=== What this task involves ===
Transcribe every line exactly and omit anything that is a picture.

--------------------

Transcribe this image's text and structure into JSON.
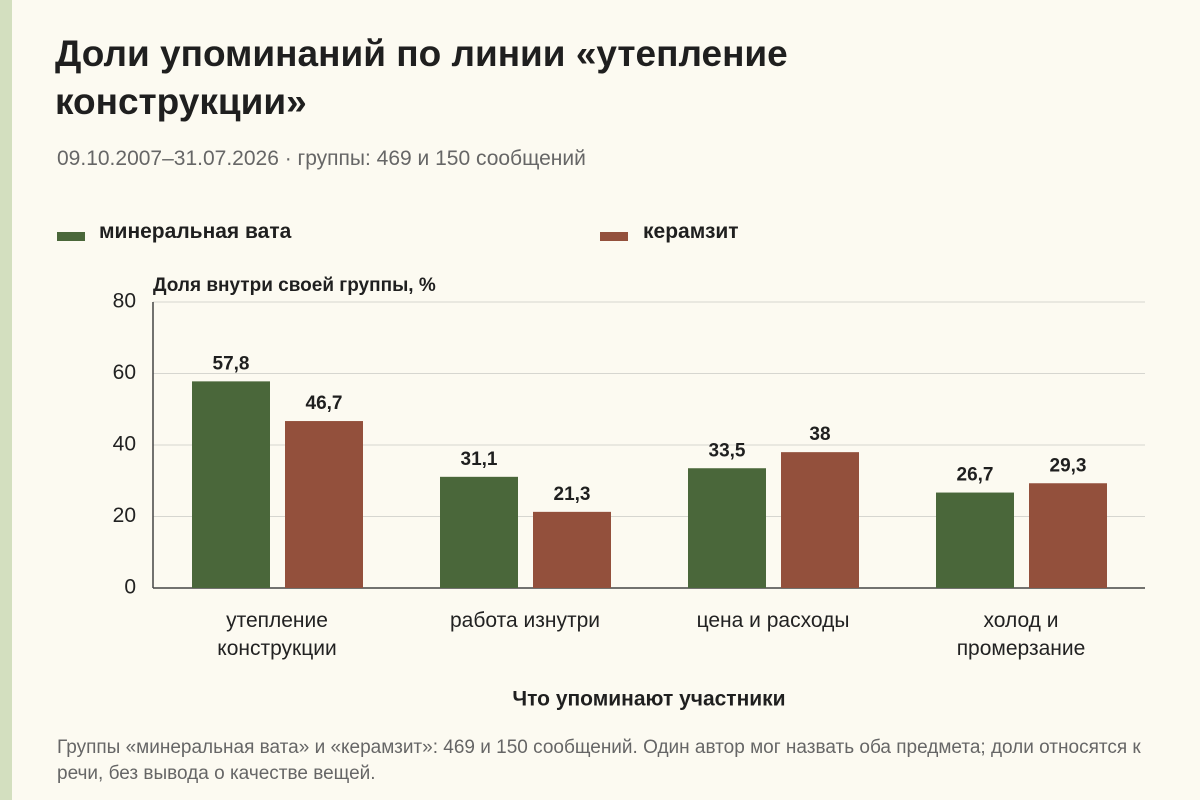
{
  "chart_data": {
    "type": "bar",
    "title": "Доли упоминаний по линии «утепление конструкции»",
    "subtitle": "09.10.2007–31.07.2026 · группы: 469 и 150 сообщений",
    "y_label": "Доля внутри своей группы, %",
    "x_label": "Что упоминают участники",
    "note": "Группы «минеральная вата» и «керамзит»: 469 и 150 сообщений. Один автор мог назвать оба предмета; доли относятся к речи, без вывода о качестве вещей.",
    "categories": [
      "утепление конструкции",
      "работа изнутри",
      "цена и расходы",
      "холод и промерзание"
    ],
    "series": [
      {
        "name": "минеральная вата",
        "color": "#4a673a",
        "values": [
          57.8,
          31.1,
          33.5,
          26.7
        ],
        "value_labels": [
          "57,8",
          "31,1",
          "33,5",
          "26,7"
        ]
      },
      {
        "name": "керамзит",
        "color": "#93503c",
        "values": [
          46.7,
          21.3,
          38,
          29.3
        ],
        "value_labels": [
          "46,7",
          "21,3",
          "38",
          "29,3"
        ]
      }
    ],
    "ylim": [
      0,
      80
    ],
    "yticks": [
      0,
      20,
      40,
      60,
      80
    ],
    "grid": true
  }
}
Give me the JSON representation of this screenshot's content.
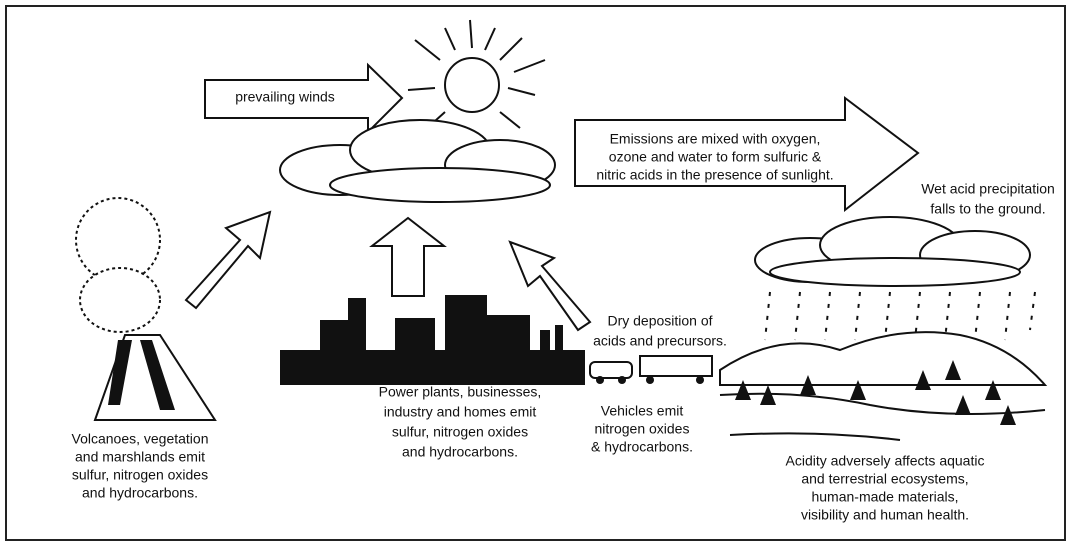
{
  "winds": "prevailing winds",
  "emissions": [
    "Emissions are mixed with oxygen,",
    "ozone and water to form sulfuric &",
    "nitric acids in the presence of sunlight."
  ],
  "wet": [
    "Wet acid precipitation",
    "falls to the ground."
  ],
  "dry": [
    "Dry deposition of",
    "acids and precursors."
  ],
  "vehicles": [
    "Vehicles emit",
    "nitrogen oxides",
    "& hydrocarbons."
  ],
  "power": [
    "Power plants, businesses,",
    "industry and homes emit",
    "sulfur, nitrogen oxides",
    "and hydrocarbons."
  ],
  "volcanoes": [
    "Volcanoes, vegetation",
    "and marshlands emit",
    "sulfur, nitrogen oxides",
    "and hydrocarbons."
  ],
  "acidity": [
    "Acidity adversely affects aquatic",
    "and terrestrial ecosystems,",
    "human-made materials,",
    "visibility and human health."
  ]
}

--------------------

=== Task result ===
Transcribe this image's text and structure into JSON.
{
  "chart_data": {
    "type": "bar",
    "title": "Доли упоминаний по линии «утепление конструкции»",
    "subtitle": "09.10.2007–31.07.2026 · группы: 469 и 150 сообщений",
    "y_label": "Доля внутри своей группы, %",
    "x_label": "Что упоминают участники",
    "note": "Группы «минеральная вата» и «керамзит»: 469 и 150 сообщений. Один автор мог назвать оба предмета; доли относятся к речи, без вывода о качестве вещей.",
    "categories": [
      "утепление конструкции",
      "работа изнутри",
      "цена и расходы",
      "холод и промерзание"
    ],
    "series": [
      {
        "name": "минеральная вата",
        "color": "#4a673a",
        "values": [
          57.8,
          31.1,
          33.5,
          26.7
        ],
        "value_labels": [
          "57,8",
          "31,1",
          "33,5",
          "26,7"
        ]
      },
      {
        "name": "керамзит",
        "color": "#93503c",
        "values": [
          46.7,
          21.3,
          38,
          29.3
        ],
        "value_labels": [
          "46,7",
          "21,3",
          "38",
          "29,3"
        ]
      }
    ],
    "ylim": [
      0,
      80
    ],
    "yticks": [
      0,
      20,
      40,
      60,
      80
    ],
    "grid": true
  }
}
Give me the JSON representation of this screenshot's content.
{
  "winds": "prevailing winds",
  "emissions": [
    "Emissions are mixed with oxygen,",
    "ozone and water to form sulfuric &",
    "nitric acids in the presence of sunlight."
  ],
  "wet": [
    "Wet acid precipitation",
    "falls to the ground."
  ],
  "dry": [
    "Dry deposition of",
    "acids and precursors."
  ],
  "vehicles": [
    "Vehicles emit",
    "nitrogen oxides",
    "& hydrocarbons."
  ],
  "power": [
    "Power plants, businesses,",
    "industry and homes emit",
    "sulfur, nitrogen oxides",
    "and hydrocarbons."
  ],
  "volcanoes": [
    "Volcanoes, vegetation",
    "and marshlands emit",
    "sulfur, nitrogen oxides",
    "and hydrocarbons."
  ],
  "acidity": [
    "Acidity adversely affects aquatic",
    "and terrestrial ecosystems,",
    "human-made materials,",
    "visibility and human health."
  ]
}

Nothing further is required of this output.